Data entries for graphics
+ + + + +
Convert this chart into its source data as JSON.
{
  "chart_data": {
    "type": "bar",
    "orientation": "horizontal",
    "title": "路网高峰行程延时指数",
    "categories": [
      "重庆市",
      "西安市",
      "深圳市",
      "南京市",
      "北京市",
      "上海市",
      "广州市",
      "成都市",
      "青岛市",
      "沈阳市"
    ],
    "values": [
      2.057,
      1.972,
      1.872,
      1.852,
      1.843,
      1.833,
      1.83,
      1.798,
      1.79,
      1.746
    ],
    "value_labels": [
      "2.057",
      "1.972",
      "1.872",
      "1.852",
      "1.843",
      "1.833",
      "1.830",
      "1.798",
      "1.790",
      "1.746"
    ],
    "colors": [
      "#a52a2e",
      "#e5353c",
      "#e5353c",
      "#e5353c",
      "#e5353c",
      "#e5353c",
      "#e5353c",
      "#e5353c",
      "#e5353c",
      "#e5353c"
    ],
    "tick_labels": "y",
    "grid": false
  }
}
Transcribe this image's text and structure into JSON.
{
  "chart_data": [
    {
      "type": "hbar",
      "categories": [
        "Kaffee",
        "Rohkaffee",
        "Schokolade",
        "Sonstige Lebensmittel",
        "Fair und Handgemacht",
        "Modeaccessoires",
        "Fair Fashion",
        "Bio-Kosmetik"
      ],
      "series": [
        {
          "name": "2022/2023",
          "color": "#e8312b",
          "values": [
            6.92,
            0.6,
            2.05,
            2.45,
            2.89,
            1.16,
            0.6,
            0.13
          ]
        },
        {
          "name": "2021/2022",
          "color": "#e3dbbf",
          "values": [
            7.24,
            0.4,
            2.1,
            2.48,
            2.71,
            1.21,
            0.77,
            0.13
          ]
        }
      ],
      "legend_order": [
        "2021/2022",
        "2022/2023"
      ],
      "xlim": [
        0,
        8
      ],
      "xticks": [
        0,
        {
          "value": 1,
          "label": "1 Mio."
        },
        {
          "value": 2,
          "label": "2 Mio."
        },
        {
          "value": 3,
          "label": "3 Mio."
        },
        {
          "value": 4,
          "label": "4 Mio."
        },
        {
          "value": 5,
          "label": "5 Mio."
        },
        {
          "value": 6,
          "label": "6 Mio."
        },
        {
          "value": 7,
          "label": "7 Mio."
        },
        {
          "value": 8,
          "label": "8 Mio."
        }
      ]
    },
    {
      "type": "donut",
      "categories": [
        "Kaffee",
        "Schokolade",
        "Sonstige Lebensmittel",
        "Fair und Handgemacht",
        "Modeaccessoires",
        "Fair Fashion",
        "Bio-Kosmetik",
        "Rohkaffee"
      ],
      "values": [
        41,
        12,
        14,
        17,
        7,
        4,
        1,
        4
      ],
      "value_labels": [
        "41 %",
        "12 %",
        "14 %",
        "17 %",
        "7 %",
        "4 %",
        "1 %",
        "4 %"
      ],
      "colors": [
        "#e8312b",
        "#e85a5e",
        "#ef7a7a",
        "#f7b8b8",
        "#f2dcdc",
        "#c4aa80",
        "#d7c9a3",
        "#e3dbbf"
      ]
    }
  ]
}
+ + + + +
### BRIEF
Write out the material exactly as given.

### WRITTEN REPLY
Convert this chart into its source data as JSON.
{
  "chart_data": {
    "type": "bar",
    "orientation": "horizontal",
    "title": "路网高峰行程延时指数",
    "categories": [
      "重庆市",
      "西安市",
      "深圳市",
      "南京市",
      "北京市",
      "上海市",
      "广州市",
      "成都市",
      "青岛市",
      "沈阳市"
    ],
    "values": [
      2.057,
      1.972,
      1.872,
      1.852,
      1.843,
      1.833,
      1.83,
      1.798,
      1.79,
      1.746
    ],
    "value_labels": [
      "2.057",
      "1.972",
      "1.872",
      "1.852",
      "1.843",
      "1.833",
      "1.830",
      "1.798",
      "1.790",
      "1.746"
    ],
    "colors": [
      "#a52a2e",
      "#e5353c",
      "#e5353c",
      "#e5353c",
      "#e5353c",
      "#e5353c",
      "#e5353c",
      "#e5353c",
      "#e5353c",
      "#e5353c"
    ],
    "tick_labels": "y",
    "grid": false
  }
}
Transcribe this image's text and structure into JSON.
{
  "chart_data": [
    {
      "type": "hbar",
      "categories": [
        "Kaffee",
        "Rohkaffee",
        "Schokolade",
        "Sonstige Lebensmittel",
        "Fair und Handgemacht",
        "Modeaccessoires",
        "Fair Fashion",
        "Bio-Kosmetik"
      ],
      "series": [
        {
          "name": "2022/2023",
          "color": "#e8312b",
          "values": [
            6.92,
            0.6,
            2.05,
            2.45,
            2.89,
            1.16,
            0.6,
            0.13
          ]
        },
        {
          "name": "2021/2022",
          "color": "#e3dbbf",
          "values": [
            7.24,
            0.4,
            2.1,
            2.48,
            2.71,
            1.21,
            0.77,
            0.13
          ]
        }
      ],
      "legend_order": [
        "2021/2022",
        "2022/2023"
      ],
      "xlim": [
        0,
        8
      ],
      "xticks": [
        0,
        {
          "value": 1,
          "label": "1 Mio."
        },
        {
          "value": 2,
          "label": "2 Mio."
        },
        {
          "value": 3,
          "label": "3 Mio."
        },
        {
          "value": 4,
          "label": "4 Mio."
        },
        {
          "value": 5,
          "label": "5 Mio."
        },
        {
          "value": 6,
          "label": "6 Mio."
        },
        {
          "value": 7,
          "label": "7 Mio."
        },
        {
          "value": 8,
          "label": "8 Mio."
        }
      ]
    },
    {
      "type": "donut",
      "categories": [
        "Kaffee",
        "Schokolade",
        "Sonstige Lebensmittel",
        "Fair und Handgemacht",
        "Modeaccessoires",
        "Fair Fashion",
        "Bio-Kosmetik",
        "Rohkaffee"
      ],
      "values": [
        41,
        12,
        14,
        17,
        7,
        4,
        1,
        4
      ],
      "value_labels": [
        "41 %",
        "12 %",
        "14 %",
        "17 %",
        "7 %",
        "4 %",
        "1 %",
        "4 %"
      ],
      "colors": [
        "#e8312b",
        "#e85a5e",
        "#ef7a7a",
        "#f7b8b8",
        "#f2dcdc",
        "#c4aa80",
        "#d7c9a3",
        "#e3dbbf"
      ]
    }
  ]
}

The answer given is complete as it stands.